**WHAT YOU HAVE TO DO:** Copy out the listing in full, exactly as written, but not its pictures.

**Entries taken from a collection:**

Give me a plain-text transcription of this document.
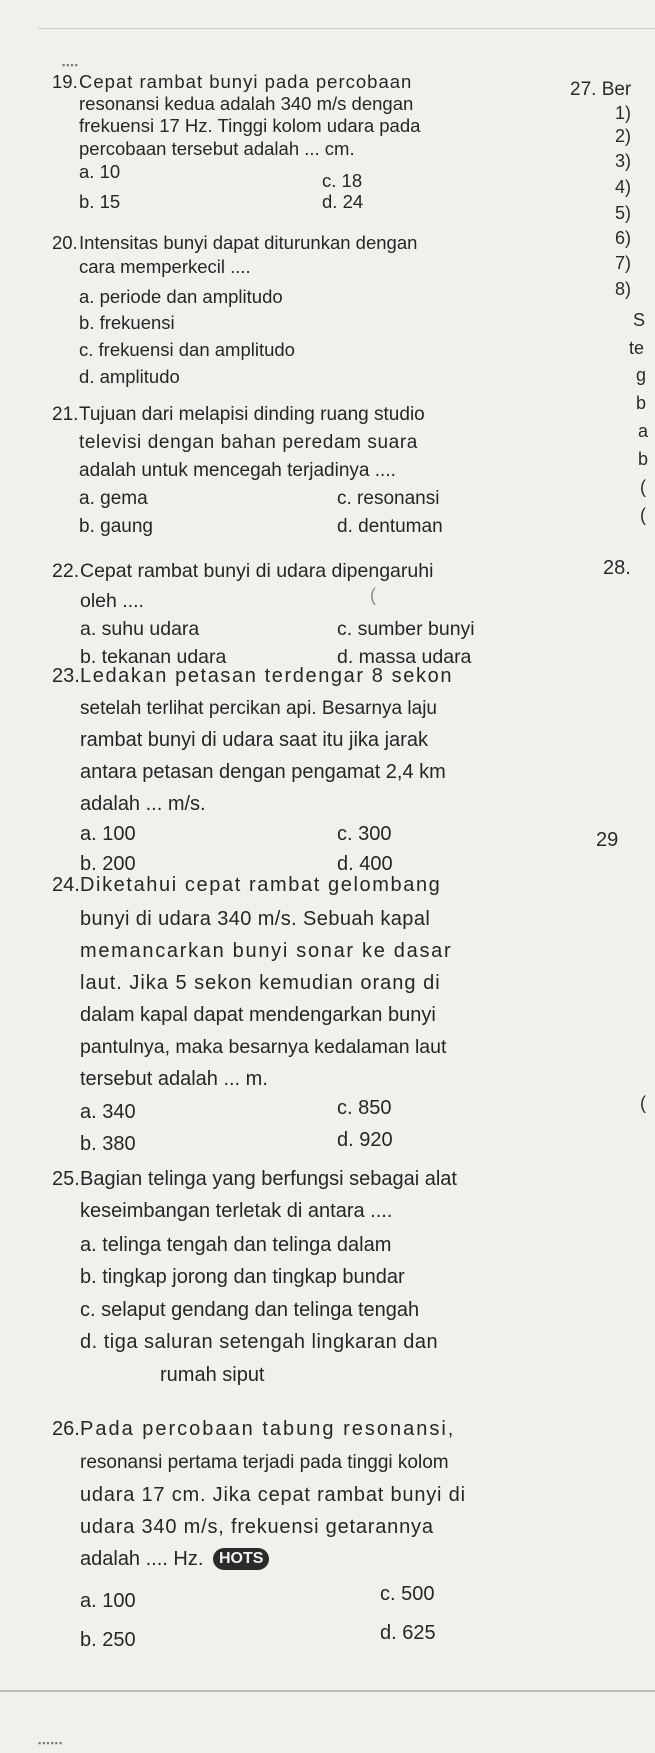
▪▪▪▪
19. Cepat rambat bunyi pada percobaan
resonansi kedua adalah 340 m/s dengan
frekuensi 17 Hz. Tinggi kolom udara pada
percobaan tersebut adalah ... cm.
a. 10	c. 18
b. 15	d. 24
20. Intensitas bunyi dapat diturunkan dengan
cara memperkecil ....
a. periode dan amplitudo
b. frekuensi
c. frekuensi dan amplitudo
d. amplitudo
21. Tujuan dari melapisi dinding ruang studio
televisi dengan bahan peredam suara
adalah untuk mencegah terjadinya ....
a. gema	c. resonansi
b. gaung	d. dentuman
22. Cepat rambat bunyi di udara dipengaruhi
oleh ....
a. suhu udara	c. sumber bunyi
b. tekanan udara	d. massa udara
23. Ledakan petasan terdengar 8 sekon
setelah terlihat percikan api. Besarnya laju
rambat bunyi di udara saat itu jika jarak
antara petasan dengan pengamat 2,4 km
adalah ... m/s.
a. 100	c. 300
b. 200	d. 400
24. Diketahui cepat rambat gelombang
bunyi di udara 340 m/s. Sebuah kapal
memancarkan bunyi sonar ke dasar
laut. Jika 5 sekon kemudian orang di
dalam kapal dapat mendengarkan bunyi
pantulnya, maka besarnya kedalaman laut
tersebut adalah ... m.
a. 340	c. 850
b. 380	d. 920
25. Bagian telinga yang berfungsi sebagai alat
keseimbangan terletak di antara ....
a. telinga tengah dan telinga dalam
b. tingkap jorong dan tingkap bundar
c. selaput gendang dan telinga tengah
d. tiga saluran setengah lingkaran dan
rumah siput
26. Pada percobaan tabung resonansi,
resonansi pertama terjadi pada tinggi kolom
udara 17 cm. Jika cepat rambat bunyi di
udara 340 m/s, frekuensi getarannya
adalah .... Hz. HOTS
a. 100	c. 500
b. 250	d. 625
27. Ber
1)
2)
3)
4)
5)
6)
7)
8)
S
te
g
b
a
b
(
(
28.
(
29
(
▪▪▪▪▪▪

**EXERCISE ANSWER:**
Give me a plain-text transcription of this document.
▪▪▪▪
19. Cepat rambat bunyi pada percobaan
resonansi kedua adalah 340 m/s dengan
frekuensi 17 Hz. Tinggi kolom udara pada
percobaan tersebut adalah ... cm.
a. 10	c. 18
b. 15	d. 24
20. Intensitas bunyi dapat diturunkan dengan
cara memperkecil ....
a. periode dan amplitudo
b. frekuensi
c. frekuensi dan amplitudo
d. amplitudo
21. Tujuan dari melapisi dinding ruang studio
televisi dengan bahan peredam suara
adalah untuk mencegah terjadinya ....
a. gema	c. resonansi
b. gaung	d. dentuman
22. Cepat rambat bunyi di udara dipengaruhi
oleh ....
a. suhu udara	c. sumber bunyi
b. tekanan udara	d. massa udara
23. Ledakan petasan terdengar 8 sekon
setelah terlihat percikan api. Besarnya laju
rambat bunyi di udara saat itu jika jarak
antara petasan dengan pengamat 2,4 km
adalah ... m/s.
a. 100	c. 300
b. 200	d. 400
24. Diketahui cepat rambat gelombang
bunyi di udara 340 m/s. Sebuah kapal
memancarkan bunyi sonar ke dasar
laut. Jika 5 sekon kemudian orang di
dalam kapal dapat mendengarkan bunyi
pantulnya, maka besarnya kedalaman laut
tersebut adalah ... m.
a. 340	c. 850
b. 380	d. 920
25. Bagian telinga yang berfungsi sebagai alat
keseimbangan terletak di antara ....
a. telinga tengah dan telinga dalam
b. tingkap jorong dan tingkap bundar
c. selaput gendang dan telinga tengah
d. tiga saluran setengah lingkaran dan
rumah siput
26. Pada percobaan tabung resonansi,
resonansi pertama terjadi pada tinggi kolom
udara 17 cm. Jika cepat rambat bunyi di
udara 340 m/s, frekuensi getarannya
adalah .... Hz. HOTS
a. 100	c. 500
b. 250	d. 625
27. Ber
1)
2)
3)
4)
5)
6)
7)
8)
S
te
g
b
a
b
(
(
28.
(
29
(
▪▪▪▪▪▪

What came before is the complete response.